*Source excerpt*.

********************

Michael Hecht (Banc of America Securities): On the asset management side, the revenues, margins, and flows are strong across the board. Where are you seeing weaker areas of performance, and what you are doing, or can do to turn that around?
David Sidwell: It depends to the extent that you have the offering that you have in performance. We have seen a couple of our larger funds under perform and as a result that impacts the overall percentages. One or two large funds drive that number. It is based on the strategy of those funds.
Michael Hecht (Banc of America Securities): With comparable expense overall up 35% year-to-date versus the 29% increase in top line, do you have any thoughts on whether you may see a comparable accrual similar to last year in the fourth quarter?
David Sidwell: All of the accounting noise around 123-R is behind us. The year-to-date rates do avoid some of the quarterly noise and we do try every quarter to base the accrual on our expectation for the full year. Things can change, but our current compensation reflects what is our best estimate as of this date as to our compensation.
Douglas Sipkin (Wachovia): Are you still seeking to grow the alternative business via acquisition if the right opportunity presents itself as it relates to asset management?
David Sidwell: We at this point feel pleased with the investments we made in this business, whether it is FrontPoint or the other acquisitions that we did to broaden our offering. The fact that we now have over $100 billion of the assets under management in alternatives, which also includes our real estate offering, is something that we feel good about. We think this is an important asset class. We were under-represented and needed to increase it. We will continue to do what we have been doing. We will look for opportunities across a number of our businesses to jump start or accelerate the pace of growth by acquisition and alternatives fit that bill as much as anything. My major point is we got a lot done in 2007 and 2006, and it is already, in our view, having a positive impact.
Douglas Sipkin (Wachovia): Are there any benefits from a firm standpoint you are realizing with the absence of Discover, like more synergy or focus in certain businesses, or anything like that that you could point to as part of the rationale for spinning out the business?
David Sidwell: We are seeing exactly the reasons that we said we should do this, Morgan Stanley, that we are focused on what we need to do to build the securities business, and at a time like this third quarter, it was clear we could stay extremely focused on those things we needed to get done, and presumably Discover can do the same. That was a large part of the rationale, and from sitting in Morgan Stanley, the logic has made sense.
Guy Moszkowski (Merrill Lynch): You alluded to the fact that the $940 million in net writedowns to the loan part of the business was essentially not offset by hedges. You also talked about around a $1 billion reduction in sequential quarters in revenues in the fixed income business. What the gross and net there would have been with respect to hedging?
David Sidwell: When you think about those businesses, whether it is the core business, the residential or commercial mortgage business, we are a significant participant. We use a number of instruments in our trading strategies, which would include strategies with our clients. Those would include both cash instruments and derivative instruments, and overall the point we were trying to make that we may enter into transactions which we view as part of an economic hedge of some positions in those trading books, and that the relationships of these instruments behaved in a way that was impacted considerably by what was going on in the marketplace, which is part of why we had a less successful quarter in this business than we had compared with the second quarter when we had a record.
Guy Moszkowski (Merrill Lynch): Could you talk about the timing differences between big economic hedges that you might have had which might have shown up as positives during the first half of the year and mark-to-market on underlying, which may have affected the third quarter more?

********************

*Stated exercise a*.
Transcribe the lines of the records starting at their first line and ending at the line containing "- legend-avg-label: Durchschnitt:: [1055, 569, 1141, 582]", including both of those lines.
The transcript and the records are independent of each other.

Dataset rows:
********************

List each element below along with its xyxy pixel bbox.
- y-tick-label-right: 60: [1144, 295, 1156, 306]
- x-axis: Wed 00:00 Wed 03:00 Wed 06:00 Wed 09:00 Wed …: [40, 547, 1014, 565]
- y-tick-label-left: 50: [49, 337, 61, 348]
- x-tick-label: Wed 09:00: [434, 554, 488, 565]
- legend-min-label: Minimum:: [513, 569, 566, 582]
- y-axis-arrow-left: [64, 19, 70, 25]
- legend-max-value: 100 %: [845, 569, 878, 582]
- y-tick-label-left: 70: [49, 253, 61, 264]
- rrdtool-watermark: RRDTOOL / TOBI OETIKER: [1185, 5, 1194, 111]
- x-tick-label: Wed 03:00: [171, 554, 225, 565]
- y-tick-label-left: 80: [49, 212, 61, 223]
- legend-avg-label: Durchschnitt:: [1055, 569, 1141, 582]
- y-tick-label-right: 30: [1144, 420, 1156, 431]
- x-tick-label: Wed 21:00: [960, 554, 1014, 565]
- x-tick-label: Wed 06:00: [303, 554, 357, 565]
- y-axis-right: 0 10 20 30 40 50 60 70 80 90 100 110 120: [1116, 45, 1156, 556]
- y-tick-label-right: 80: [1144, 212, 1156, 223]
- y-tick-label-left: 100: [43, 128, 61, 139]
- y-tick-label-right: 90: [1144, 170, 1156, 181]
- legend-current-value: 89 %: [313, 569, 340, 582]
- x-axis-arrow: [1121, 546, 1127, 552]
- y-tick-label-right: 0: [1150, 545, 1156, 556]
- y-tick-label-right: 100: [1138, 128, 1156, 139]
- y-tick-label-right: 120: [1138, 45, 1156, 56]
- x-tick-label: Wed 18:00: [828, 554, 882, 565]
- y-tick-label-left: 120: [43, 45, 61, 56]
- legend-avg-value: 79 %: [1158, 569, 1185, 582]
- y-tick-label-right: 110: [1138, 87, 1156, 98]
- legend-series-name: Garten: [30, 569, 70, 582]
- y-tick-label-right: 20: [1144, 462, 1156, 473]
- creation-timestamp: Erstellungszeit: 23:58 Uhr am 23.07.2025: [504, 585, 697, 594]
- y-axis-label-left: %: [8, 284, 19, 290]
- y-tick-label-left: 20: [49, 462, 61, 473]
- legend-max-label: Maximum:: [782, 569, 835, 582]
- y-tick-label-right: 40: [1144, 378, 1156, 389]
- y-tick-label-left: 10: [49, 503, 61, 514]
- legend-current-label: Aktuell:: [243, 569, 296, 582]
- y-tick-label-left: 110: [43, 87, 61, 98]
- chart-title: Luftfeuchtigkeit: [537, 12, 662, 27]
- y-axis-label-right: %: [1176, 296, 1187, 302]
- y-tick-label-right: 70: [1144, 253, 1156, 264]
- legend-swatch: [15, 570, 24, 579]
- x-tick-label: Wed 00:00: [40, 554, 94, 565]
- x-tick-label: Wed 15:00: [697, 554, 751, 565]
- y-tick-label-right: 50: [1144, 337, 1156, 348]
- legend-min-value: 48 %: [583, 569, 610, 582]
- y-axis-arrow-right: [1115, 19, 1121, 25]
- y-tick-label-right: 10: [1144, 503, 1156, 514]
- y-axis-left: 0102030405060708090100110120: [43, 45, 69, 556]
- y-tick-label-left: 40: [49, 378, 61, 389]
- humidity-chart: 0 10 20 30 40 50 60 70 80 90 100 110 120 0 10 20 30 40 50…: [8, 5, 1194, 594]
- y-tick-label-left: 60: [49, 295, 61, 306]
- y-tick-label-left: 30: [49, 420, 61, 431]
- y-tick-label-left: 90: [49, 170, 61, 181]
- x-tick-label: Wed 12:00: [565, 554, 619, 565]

********************

*Stated exercise b*.
Reproduce word for word the passage of the transcript starting at "Michael Hecht (Banc of America Securities): With" and ending at "to asset management?".

*Complete answer a*.
List each element below along with its xyxy pixel bbox.
- y-tick-label-right: 60: [1144, 295, 1156, 306]
- x-axis: Wed 00:00 Wed 03:00 Wed 06:00 Wed 09:00 Wed …: [40, 547, 1014, 565]
- y-tick-label-left: 50: [49, 337, 61, 348]
- x-tick-label: Wed 09:00: [434, 554, 488, 565]
- legend-min-label: Minimum:: [513, 569, 566, 582]
- y-axis-arrow-left: [64, 19, 70, 25]
- legend-max-value: 100 %: [845, 569, 878, 582]
- y-tick-label-left: 70: [49, 253, 61, 264]
- rrdtool-watermark: RRDTOOL / TOBI OETIKER: [1185, 5, 1194, 111]
- x-tick-label: Wed 03:00: [171, 554, 225, 565]
- y-tick-label-left: 80: [49, 212, 61, 223]
- legend-avg-label: Durchschnitt:: [1055, 569, 1141, 582]

*Complete answer b*.
Michael Hecht (Banc of America Securities): With comparable expense overall up 35% year-to-date versus the 29% increase in top line, do you have any thoughts on whether you may see a comparable accrual similar to last year in the fourth quarter?
David Sidwell: All of the accounting noise around 123-R is behind us. The year-to-date rates do avoid some of the quarterly noise and we do try every quarter to base the accrual on our expectation for the full year. Things can change, but our current compensation reflects what is our best estimate as of this date as to our compensation.
Douglas Sipkin (Wachovia): Are you still seeking to grow the alternative business via acquisition if the right opportunity presents itself as it relates to asset management?